■ **Input rows**
= = = = =

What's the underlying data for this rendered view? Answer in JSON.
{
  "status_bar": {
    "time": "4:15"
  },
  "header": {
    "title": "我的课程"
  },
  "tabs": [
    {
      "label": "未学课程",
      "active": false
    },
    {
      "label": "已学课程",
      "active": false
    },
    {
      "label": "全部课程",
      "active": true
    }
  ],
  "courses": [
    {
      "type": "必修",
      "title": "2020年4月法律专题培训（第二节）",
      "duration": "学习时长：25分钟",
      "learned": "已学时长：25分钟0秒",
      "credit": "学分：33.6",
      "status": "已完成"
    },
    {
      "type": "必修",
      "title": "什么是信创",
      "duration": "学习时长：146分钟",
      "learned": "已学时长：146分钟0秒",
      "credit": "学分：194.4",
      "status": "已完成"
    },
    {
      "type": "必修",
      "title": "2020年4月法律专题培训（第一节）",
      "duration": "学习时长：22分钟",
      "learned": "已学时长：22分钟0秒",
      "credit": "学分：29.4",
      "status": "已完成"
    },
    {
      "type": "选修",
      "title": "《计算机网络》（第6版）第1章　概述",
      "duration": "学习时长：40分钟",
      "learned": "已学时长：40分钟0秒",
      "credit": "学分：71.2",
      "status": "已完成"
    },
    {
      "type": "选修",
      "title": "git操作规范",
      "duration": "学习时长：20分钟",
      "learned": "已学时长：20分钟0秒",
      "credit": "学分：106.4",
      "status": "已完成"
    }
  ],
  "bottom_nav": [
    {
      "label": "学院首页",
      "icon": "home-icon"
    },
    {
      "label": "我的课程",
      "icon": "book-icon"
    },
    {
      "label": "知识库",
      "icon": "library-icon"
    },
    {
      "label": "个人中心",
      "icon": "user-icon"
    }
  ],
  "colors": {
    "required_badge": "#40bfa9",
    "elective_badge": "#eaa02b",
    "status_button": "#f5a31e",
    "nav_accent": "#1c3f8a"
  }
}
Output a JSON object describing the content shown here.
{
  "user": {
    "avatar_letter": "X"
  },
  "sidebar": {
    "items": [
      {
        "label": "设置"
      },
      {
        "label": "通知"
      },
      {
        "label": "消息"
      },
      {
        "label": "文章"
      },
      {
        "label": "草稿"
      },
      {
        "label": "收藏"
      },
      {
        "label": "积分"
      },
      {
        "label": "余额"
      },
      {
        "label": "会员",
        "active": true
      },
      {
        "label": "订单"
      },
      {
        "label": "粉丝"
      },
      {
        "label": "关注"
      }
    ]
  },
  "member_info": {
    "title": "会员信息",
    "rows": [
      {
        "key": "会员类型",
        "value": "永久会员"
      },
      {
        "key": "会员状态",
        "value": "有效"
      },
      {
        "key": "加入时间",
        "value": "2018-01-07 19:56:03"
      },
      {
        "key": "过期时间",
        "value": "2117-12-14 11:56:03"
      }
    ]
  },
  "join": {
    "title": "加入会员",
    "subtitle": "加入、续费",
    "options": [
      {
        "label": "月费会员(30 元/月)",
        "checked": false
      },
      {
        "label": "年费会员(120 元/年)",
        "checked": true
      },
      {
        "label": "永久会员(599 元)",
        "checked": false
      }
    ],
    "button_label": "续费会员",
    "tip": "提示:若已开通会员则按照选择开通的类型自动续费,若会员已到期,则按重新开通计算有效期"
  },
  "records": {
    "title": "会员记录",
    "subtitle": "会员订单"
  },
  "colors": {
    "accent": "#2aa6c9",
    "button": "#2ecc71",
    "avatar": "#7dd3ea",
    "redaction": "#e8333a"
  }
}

= = = = =

■ **What is needed**
From the data above, extract every line in its exact form.

■ **Solution for this problem**
What's the underlying data for this rendered view? Answer in JSON.
{
  "status_bar": {
    "time": "4:15"
  },
  "header": {
    "title": "我的课程"
  },
  "tabs": [
    {
      "label": "未学课程",
      "active": false
    },
    {
      "label": "已学课程",
      "active": false
    },
    {
      "label": "全部课程",
      "active": true
    }
  ],
  "courses": [
    {
      "type": "必修",
      "title": "2020年4月法律专题培训（第二节）",
      "duration": "学习时长：25分钟",
      "learned": "已学时长：25分钟0秒",
      "credit": "学分：33.6",
      "status": "已完成"
    },
    {
      "type": "必修",
      "title": "什么是信创",
      "duration": "学习时长：146分钟",
      "learned": "已学时长：146分钟0秒",
      "credit": "学分：194.4",
      "status": "已完成"
    },
    {
      "type": "必修",
      "title": "2020年4月法律专题培训（第一节）",
      "duration": "学习时长：22分钟",
      "learned": "已学时长：22分钟0秒",
      "credit": "学分：29.4",
      "status": "已完成"
    },
    {
      "type": "选修",
      "title": "《计算机网络》（第6版）第1章　概述",
      "duration": "学习时长：40分钟",
      "learned": "已学时长：40分钟0秒",
      "credit": "学分：71.2",
      "status": "已完成"
    },
    {
      "type": "选修",
      "title": "git操作规范",
      "duration": "学习时长：20分钟",
      "learned": "已学时长：20分钟0秒",
      "credit": "学分：106.4",
      "status": "已完成"
    }
  ],
  "bottom_nav": [
    {
      "label": "学院首页",
      "icon": "home-icon"
    },
    {
      "label": "我的课程",
      "icon": "book-icon"
    },
    {
      "label": "知识库",
      "icon": "library-icon"
    },
    {
      "label": "个人中心",
      "icon": "user-icon"
    }
  ],
  "colors": {
    "required_badge": "#40bfa9",
    "elective_badge": "#eaa02b",
    "status_button": "#f5a31e",
    "nav_accent": "#1c3f8a"
  }
}
Output a JSON object describing the content shown here.
{
  "user": {
    "avatar_letter": "X"
  },
  "sidebar": {
    "items": [
      {
        "label": "设置"
      },
      {
        "label": "通知"
      },
      {
        "label": "消息"
      },
      {
        "label": "文章"
      },
      {
        "label": "草稿"
      },
      {
        "label": "收藏"
      },
      {
        "label": "积分"
      },
      {
        "label": "余额"
      },
      {
        "label": "会员",
        "active": true
      },
      {
        "label": "订单"
      },
      {
        "label": "粉丝"
      },
      {
        "label": "关注"
      }
    ]
  },
  "member_info": {
    "title": "会员信息",
    "rows": [
      {
        "key": "会员类型",
        "value": "永久会员"
      },
      {
        "key": "会员状态",
        "value": "有效"
      },
      {
        "key": "加入时间",
        "value": "2018-01-07 19:56:03"
      },
      {
        "key": "过期时间",
        "value": "2117-12-14 11:56:03"
      }
    ]
  },
  "join": {
    "title": "加入会员",
    "subtitle": "加入、续费",
    "options": [
      {
        "label": "月费会员(30 元/月)",
        "checked": false
      },
      {
        "label": "年费会员(120 元/年)",
        "checked": true
      },
      {
        "label": "永久会员(599 元)",
        "checked": false
      }
    ],
    "button_label": "续费会员",
    "tip": "提示:若已开通会员则按照选择开通的类型自动续费,若会员已到期,则按重新开通计算有效期"
  },
  "records": {
    "title": "会员记录",
    "subtitle": "会员订单"
  },
  "colors": {
    "accent": "#2aa6c9",
    "button": "#2ecc71",
    "avatar": "#7dd3ea",
    "redaction": "#e8333a"
  }
}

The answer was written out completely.